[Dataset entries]
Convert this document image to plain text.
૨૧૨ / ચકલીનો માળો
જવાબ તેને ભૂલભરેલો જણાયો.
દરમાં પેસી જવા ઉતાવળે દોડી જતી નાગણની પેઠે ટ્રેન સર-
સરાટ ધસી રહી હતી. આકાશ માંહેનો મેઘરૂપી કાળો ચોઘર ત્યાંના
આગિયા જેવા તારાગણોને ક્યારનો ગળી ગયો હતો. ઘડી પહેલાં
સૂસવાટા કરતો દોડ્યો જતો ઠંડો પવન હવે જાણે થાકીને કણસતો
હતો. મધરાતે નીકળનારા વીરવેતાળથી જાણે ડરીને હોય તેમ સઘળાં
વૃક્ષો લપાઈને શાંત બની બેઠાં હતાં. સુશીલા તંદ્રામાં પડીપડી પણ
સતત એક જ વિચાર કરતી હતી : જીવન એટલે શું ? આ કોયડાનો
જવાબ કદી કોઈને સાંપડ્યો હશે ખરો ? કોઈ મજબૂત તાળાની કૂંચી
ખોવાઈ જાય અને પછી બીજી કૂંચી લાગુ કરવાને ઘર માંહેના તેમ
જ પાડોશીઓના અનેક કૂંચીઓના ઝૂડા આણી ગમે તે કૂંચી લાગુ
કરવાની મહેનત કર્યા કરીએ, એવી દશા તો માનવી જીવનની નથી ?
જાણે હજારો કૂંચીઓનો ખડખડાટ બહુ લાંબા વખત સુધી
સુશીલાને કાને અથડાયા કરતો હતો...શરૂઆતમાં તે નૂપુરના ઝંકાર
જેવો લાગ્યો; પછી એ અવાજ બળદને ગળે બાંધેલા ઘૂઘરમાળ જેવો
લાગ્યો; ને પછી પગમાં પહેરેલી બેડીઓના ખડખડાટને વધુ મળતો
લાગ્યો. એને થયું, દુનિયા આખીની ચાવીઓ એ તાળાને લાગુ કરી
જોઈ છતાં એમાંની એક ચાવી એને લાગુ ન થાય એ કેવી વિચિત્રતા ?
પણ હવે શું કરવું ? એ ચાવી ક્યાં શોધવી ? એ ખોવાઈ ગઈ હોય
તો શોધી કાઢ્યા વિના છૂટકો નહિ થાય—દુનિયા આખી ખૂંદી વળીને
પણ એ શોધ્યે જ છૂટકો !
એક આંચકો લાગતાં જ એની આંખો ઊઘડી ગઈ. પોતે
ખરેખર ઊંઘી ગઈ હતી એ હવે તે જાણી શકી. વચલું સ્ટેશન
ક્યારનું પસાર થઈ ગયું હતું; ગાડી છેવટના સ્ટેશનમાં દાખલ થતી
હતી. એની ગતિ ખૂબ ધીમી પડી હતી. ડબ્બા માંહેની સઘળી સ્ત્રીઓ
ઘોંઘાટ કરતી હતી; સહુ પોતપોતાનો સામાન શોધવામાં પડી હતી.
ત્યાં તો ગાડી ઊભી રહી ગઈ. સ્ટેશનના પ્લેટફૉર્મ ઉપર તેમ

§ **Task goal**:
Show all lines from the listing above in which "ખડખડ" appears.

§ **Output of the task**:
જાણે હજારો કૂંચીઓનો ખડખડાટ બહુ લાંબા વખત સુધી
લાગ્યો; ને પછી પગમાં પહેરેલી બેડીઓના ખડખડાટને વધુ મળતો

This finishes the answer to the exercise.